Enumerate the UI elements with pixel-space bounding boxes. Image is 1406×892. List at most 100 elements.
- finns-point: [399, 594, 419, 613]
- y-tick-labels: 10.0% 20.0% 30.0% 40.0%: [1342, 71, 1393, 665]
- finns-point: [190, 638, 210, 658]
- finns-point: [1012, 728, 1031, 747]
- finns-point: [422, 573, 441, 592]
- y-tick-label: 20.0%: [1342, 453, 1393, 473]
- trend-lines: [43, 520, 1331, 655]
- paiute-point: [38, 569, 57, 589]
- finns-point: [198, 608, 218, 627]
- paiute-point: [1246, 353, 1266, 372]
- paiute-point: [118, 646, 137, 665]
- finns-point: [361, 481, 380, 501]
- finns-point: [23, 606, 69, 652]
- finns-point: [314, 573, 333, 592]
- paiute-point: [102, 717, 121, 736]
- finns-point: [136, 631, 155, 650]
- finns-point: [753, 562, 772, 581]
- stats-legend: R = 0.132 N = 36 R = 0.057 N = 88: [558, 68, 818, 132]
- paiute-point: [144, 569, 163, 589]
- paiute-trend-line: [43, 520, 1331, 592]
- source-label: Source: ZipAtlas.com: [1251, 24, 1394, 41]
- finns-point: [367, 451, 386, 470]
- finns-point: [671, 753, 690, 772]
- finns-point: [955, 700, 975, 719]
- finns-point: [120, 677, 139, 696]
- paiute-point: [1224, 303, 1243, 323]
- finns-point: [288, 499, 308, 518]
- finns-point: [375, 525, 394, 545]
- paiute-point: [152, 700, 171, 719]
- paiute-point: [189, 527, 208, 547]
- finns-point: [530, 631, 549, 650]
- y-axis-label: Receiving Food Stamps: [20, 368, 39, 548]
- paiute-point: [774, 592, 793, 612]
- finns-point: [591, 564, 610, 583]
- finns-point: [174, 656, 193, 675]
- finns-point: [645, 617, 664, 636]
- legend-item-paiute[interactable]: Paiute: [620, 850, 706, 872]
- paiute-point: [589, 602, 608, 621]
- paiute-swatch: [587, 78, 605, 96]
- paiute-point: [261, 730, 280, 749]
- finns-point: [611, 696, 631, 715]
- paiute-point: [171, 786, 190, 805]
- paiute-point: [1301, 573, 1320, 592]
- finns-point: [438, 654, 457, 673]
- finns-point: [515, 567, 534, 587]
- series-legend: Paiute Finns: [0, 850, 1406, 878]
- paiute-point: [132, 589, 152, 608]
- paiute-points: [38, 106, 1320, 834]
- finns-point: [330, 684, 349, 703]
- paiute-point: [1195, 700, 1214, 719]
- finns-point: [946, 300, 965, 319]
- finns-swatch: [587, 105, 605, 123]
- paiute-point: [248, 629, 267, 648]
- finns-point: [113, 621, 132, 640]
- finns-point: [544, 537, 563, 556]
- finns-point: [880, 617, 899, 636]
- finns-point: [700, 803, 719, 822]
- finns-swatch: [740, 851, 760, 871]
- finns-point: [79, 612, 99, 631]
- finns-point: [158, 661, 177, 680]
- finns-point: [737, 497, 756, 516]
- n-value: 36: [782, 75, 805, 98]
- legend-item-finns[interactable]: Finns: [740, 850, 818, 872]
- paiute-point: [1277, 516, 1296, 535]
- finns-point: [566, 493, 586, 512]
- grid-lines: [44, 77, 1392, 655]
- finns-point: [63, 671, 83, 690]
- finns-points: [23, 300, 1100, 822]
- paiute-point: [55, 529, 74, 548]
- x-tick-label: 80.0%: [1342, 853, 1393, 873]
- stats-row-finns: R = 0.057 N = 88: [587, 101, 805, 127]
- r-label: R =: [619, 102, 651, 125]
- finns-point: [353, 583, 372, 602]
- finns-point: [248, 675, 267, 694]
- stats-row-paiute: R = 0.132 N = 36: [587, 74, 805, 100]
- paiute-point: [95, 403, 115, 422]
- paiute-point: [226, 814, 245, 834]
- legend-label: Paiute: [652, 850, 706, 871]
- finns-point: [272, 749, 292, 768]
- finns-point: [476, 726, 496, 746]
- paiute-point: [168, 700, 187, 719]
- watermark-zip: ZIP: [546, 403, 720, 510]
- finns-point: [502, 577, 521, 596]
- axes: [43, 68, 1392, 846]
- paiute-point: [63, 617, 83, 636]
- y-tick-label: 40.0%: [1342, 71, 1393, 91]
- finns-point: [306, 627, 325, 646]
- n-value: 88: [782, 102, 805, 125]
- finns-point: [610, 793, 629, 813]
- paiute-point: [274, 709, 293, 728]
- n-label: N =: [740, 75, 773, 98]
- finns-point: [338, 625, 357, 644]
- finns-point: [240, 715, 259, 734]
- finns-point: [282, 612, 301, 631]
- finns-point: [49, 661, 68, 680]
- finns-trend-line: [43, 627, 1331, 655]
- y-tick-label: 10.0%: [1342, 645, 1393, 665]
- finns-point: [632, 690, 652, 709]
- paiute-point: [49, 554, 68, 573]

+--

### EXERCISE BRIEF
Please copy the material above line for line, keeping every character unchanged.

### SOLUTION
Enumerate the UI elements with pixel-space bounding boxes. Image is 1406×892. List at most 100 elements.
- finns-point: [399, 594, 419, 613]
- y-tick-labels: 10.0% 20.0% 30.0% 40.0%: [1342, 71, 1393, 665]
- finns-point: [190, 638, 210, 658]
- finns-point: [1012, 728, 1031, 747]
- finns-point: [422, 573, 441, 592]
- y-tick-label: 20.0%: [1342, 453, 1393, 473]
- trend-lines: [43, 520, 1331, 655]
- paiute-point: [38, 569, 57, 589]
- finns-point: [198, 608, 218, 627]
- paiute-point: [1246, 353, 1266, 372]
- paiute-point: [118, 646, 137, 665]
- finns-point: [361, 481, 380, 501]
- finns-point: [23, 606, 69, 652]
- finns-point: [314, 573, 333, 592]
- paiute-point: [102, 717, 121, 736]
- finns-point: [136, 631, 155, 650]
- finns-point: [753, 562, 772, 581]
- stats-legend: R = 0.132 N = 36 R = 0.057 N = 88: [558, 68, 818, 132]
- paiute-point: [144, 569, 163, 589]
- paiute-trend-line: [43, 520, 1331, 592]
- source-label: Source: ZipAtlas.com: [1251, 24, 1394, 41]
- finns-point: [367, 451, 386, 470]
- finns-point: [671, 753, 690, 772]
- finns-point: [955, 700, 975, 719]
- finns-point: [120, 677, 139, 696]
- paiute-point: [1224, 303, 1243, 323]
- finns-point: [288, 499, 308, 518]
- finns-point: [375, 525, 394, 545]
- paiute-point: [152, 700, 171, 719]
- paiute-point: [189, 527, 208, 547]
- finns-point: [530, 631, 549, 650]
- y-axis-label: Receiving Food Stamps: [20, 368, 39, 548]
- paiute-point: [774, 592, 793, 612]
- finns-point: [591, 564, 610, 583]
- finns-point: [174, 656, 193, 675]
- finns-point: [645, 617, 664, 636]
- legend-item-paiute[interactable]: Paiute: [620, 850, 706, 872]
- paiute-point: [589, 602, 608, 621]
- paiute-swatch: [587, 78, 605, 96]
- paiute-point: [261, 730, 280, 749]
- finns-point: [611, 696, 631, 715]
- paiute-point: [171, 786, 190, 805]
- paiute-point: [1301, 573, 1320, 592]
- finns-point: [438, 654, 457, 673]
- finns-point: [515, 567, 534, 587]
- series-legend: Paiute Finns: [0, 850, 1406, 878]
- paiute-point: [132, 589, 152, 608]
- paiute-points: [38, 106, 1320, 834]
- finns-point: [330, 684, 349, 703]
- paiute-point: [1195, 700, 1214, 719]
- finns-point: [946, 300, 965, 319]
- finns-swatch: [587, 105, 605, 123]
- paiute-point: [248, 629, 267, 648]
- finns-point: [113, 621, 132, 640]
- finns-point: [544, 537, 563, 556]
- finns-point: [880, 617, 899, 636]
- finns-point: [700, 803, 719, 822]
- finns-swatch: [740, 851, 760, 871]
- finns-point: [79, 612, 99, 631]
- finns-point: [158, 661, 177, 680]
- finns-point: [737, 497, 756, 516]
- n-value: 36: [782, 75, 805, 98]
- legend-item-finns[interactable]: Finns: [740, 850, 818, 872]
- paiute-point: [1277, 516, 1296, 535]
- finns-point: [566, 493, 586, 512]
- grid-lines: [44, 77, 1392, 655]
- finns-point: [63, 671, 83, 690]
- finns-points: [23, 300, 1100, 822]
- paiute-point: [55, 529, 74, 548]
- x-tick-label: 80.0%: [1342, 853, 1393, 873]
- stats-row-finns: R = 0.057 N = 88: [587, 101, 805, 127]
- r-label: R =: [619, 102, 651, 125]
- finns-point: [353, 583, 372, 602]
- finns-point: [248, 675, 267, 694]
- stats-row-paiute: R = 0.132 N = 36: [587, 74, 805, 100]
- paiute-point: [95, 403, 115, 422]
- paiute-point: [226, 814, 245, 834]
- legend-label: Paiute: [652, 850, 706, 871]
- finns-point: [272, 749, 292, 768]
- finns-point: [476, 726, 496, 746]
- paiute-point: [168, 700, 187, 719]
- watermark-zip: ZIP: [546, 403, 720, 510]
- finns-point: [502, 577, 521, 596]
- axes: [43, 68, 1392, 846]
- paiute-point: [63, 617, 83, 636]
- y-tick-label: 40.0%: [1342, 71, 1393, 91]
- finns-point: [306, 627, 325, 646]
- n-value: 88: [782, 102, 805, 125]
- finns-point: [610, 793, 629, 813]
- paiute-point: [274, 709, 293, 728]
- n-label: N =: [740, 75, 773, 98]
- finns-point: [338, 625, 357, 644]
- finns-point: [240, 715, 259, 734]
- finns-point: [282, 612, 301, 631]
- finns-point: [49, 661, 68, 680]
- finns-trend-line: [43, 627, 1331, 655]
- y-tick-label: 10.0%: [1342, 645, 1393, 665]
- finns-point: [632, 690, 652, 709]
- paiute-point: [49, 554, 68, 573]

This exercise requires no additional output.